- MATERIAL FOR THIS TASK:
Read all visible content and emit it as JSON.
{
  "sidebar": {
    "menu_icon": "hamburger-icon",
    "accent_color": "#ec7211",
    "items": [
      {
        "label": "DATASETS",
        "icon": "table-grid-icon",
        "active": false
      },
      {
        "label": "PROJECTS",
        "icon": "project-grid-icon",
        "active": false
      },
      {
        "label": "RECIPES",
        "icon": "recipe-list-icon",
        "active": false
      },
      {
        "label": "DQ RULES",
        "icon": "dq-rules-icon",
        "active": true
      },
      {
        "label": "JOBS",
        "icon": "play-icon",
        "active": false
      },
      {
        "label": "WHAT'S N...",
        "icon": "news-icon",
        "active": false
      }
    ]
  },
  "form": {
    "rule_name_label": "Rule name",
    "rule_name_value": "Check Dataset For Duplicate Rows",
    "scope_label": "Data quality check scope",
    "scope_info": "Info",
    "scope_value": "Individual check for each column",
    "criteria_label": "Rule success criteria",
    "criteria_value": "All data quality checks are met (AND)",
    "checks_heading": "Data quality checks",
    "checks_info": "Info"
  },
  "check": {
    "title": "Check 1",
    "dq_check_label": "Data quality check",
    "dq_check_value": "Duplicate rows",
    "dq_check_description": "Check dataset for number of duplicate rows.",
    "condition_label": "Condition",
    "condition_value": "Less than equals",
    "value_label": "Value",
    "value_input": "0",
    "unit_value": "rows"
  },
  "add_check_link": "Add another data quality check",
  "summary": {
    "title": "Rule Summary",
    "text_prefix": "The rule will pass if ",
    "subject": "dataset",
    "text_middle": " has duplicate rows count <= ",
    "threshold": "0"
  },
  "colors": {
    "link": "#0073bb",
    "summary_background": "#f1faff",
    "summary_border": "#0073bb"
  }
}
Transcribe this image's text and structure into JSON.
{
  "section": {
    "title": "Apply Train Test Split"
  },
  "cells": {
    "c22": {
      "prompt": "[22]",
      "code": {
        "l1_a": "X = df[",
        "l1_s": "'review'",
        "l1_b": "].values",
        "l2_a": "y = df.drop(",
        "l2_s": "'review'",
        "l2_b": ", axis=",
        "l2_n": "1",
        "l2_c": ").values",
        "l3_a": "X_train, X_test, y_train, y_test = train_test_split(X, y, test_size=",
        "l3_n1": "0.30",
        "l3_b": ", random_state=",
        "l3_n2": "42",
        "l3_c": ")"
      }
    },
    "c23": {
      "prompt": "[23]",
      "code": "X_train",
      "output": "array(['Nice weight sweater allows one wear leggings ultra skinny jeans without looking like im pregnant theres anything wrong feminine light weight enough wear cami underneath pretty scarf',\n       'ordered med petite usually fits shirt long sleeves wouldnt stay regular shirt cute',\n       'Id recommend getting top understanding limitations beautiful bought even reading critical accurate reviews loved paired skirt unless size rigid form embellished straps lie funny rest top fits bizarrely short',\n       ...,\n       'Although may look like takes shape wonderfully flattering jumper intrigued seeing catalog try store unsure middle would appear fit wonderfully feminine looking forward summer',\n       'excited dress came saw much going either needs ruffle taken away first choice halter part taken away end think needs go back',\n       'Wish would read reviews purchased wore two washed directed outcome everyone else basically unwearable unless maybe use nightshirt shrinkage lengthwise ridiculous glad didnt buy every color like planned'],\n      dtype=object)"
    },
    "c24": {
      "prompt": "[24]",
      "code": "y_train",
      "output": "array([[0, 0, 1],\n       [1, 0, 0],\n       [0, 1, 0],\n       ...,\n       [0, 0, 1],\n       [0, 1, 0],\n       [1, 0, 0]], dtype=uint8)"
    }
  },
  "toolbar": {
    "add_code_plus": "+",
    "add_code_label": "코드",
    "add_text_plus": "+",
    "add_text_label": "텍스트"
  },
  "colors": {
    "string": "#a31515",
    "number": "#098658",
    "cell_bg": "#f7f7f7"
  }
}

- DIRECTIONS FOR THIS TASK:
Write out all the entries exactly.

- CORRECT ANSWER:
Read all visible content and emit it as JSON.
{
  "sidebar": {
    "menu_icon": "hamburger-icon",
    "accent_color": "#ec7211",
    "items": [
      {
        "label": "DATASETS",
        "icon": "table-grid-icon",
        "active": false
      },
      {
        "label": "PROJECTS",
        "icon": "project-grid-icon",
        "active": false
      },
      {
        "label": "RECIPES",
        "icon": "recipe-list-icon",
        "active": false
      },
      {
        "label": "DQ RULES",
        "icon": "dq-rules-icon",
        "active": true
      },
      {
        "label": "JOBS",
        "icon": "play-icon",
        "active": false
      },
      {
        "label": "WHAT'S N...",
        "icon": "news-icon",
        "active": false
      }
    ]
  },
  "form": {
    "rule_name_label": "Rule name",
    "rule_name_value": "Check Dataset For Duplicate Rows",
    "scope_label": "Data quality check scope",
    "scope_info": "Info",
    "scope_value": "Individual check for each column",
    "criteria_label": "Rule success criteria",
    "criteria_value": "All data quality checks are met (AND)",
    "checks_heading": "Data quality checks",
    "checks_info": "Info"
  },
  "check": {
    "title": "Check 1",
    "dq_check_label": "Data quality check",
    "dq_check_value": "Duplicate rows",
    "dq_check_description": "Check dataset for number of duplicate rows.",
    "condition_label": "Condition",
    "condition_value": "Less than equals",
    "value_label": "Value",
    "value_input": "0",
    "unit_value": "rows"
  },
  "add_check_link": "Add another data quality check",
  "summary": {
    "title": "Rule Summary",
    "text_prefix": "The rule will pass if ",
    "subject": "dataset",
    "text_middle": " has duplicate rows count <= ",
    "threshold": "0"
  },
  "colors": {
    "link": "#0073bb",
    "summary_background": "#f1faff",
    "summary_border": "#0073bb"
  }
}
Transcribe this image's text and structure into JSON.
{
  "section": {
    "title": "Apply Train Test Split"
  },
  "cells": {
    "c22": {
      "prompt": "[22]",
      "code": {
        "l1_a": "X = df[",
        "l1_s": "'review'",
        "l1_b": "].values",
        "l2_a": "y = df.drop(",
        "l2_s": "'review'",
        "l2_b": ", axis=",
        "l2_n": "1",
        "l2_c": ").values",
        "l3_a": "X_train, X_test, y_train, y_test = train_test_split(X, y, test_size=",
        "l3_n1": "0.30",
        "l3_b": ", random_state=",
        "l3_n2": "42",
        "l3_c": ")"
      }
    },
    "c23": {
      "prompt": "[23]",
      "code": "X_train",
      "output": "array(['Nice weight sweater allows one wear leggings ultra skinny jeans without looking like im pregnant theres anything wrong feminine light weight enough wear cami underneath pretty scarf',\n       'ordered med petite usually fits shirt long sleeves wouldnt stay regular shirt cute',\n       'Id recommend getting top understanding limitations beautiful bought even reading critical accurate reviews loved paired skirt unless size rigid form embellished straps lie funny rest top fits bizarrely short',\n       ...,\n       'Although may look like takes shape wonderfully flattering jumper intrigued seeing catalog try store unsure middle would appear fit wonderfully feminine looking forward summer',\n       'excited dress came saw much going either needs ruffle taken away first choice halter part taken away end think needs go back',\n       'Wish would read reviews purchased wore two washed directed outcome everyone else basically unwearable unless maybe use nightshirt shrinkage lengthwise ridiculous glad didnt buy every color like planned'],\n      dtype=object)"
    },
    "c24": {
      "prompt": "[24]",
      "code": "y_train",
      "output": "array([[0, 0, 1],\n       [1, 0, 0],\n       [0, 1, 0],\n       ...,\n       [0, 0, 1],\n       [0, 1, 0],\n       [1, 0, 0]], dtype=uint8)"
    }
  },
  "toolbar": {
    "add_code_plus": "+",
    "add_code_label": "코드",
    "add_text_plus": "+",
    "add_text_label": "텍스트"
  },
  "colors": {
    "string": "#a31515",
    "number": "#098658",
    "cell_bg": "#f7f7f7"
  }
}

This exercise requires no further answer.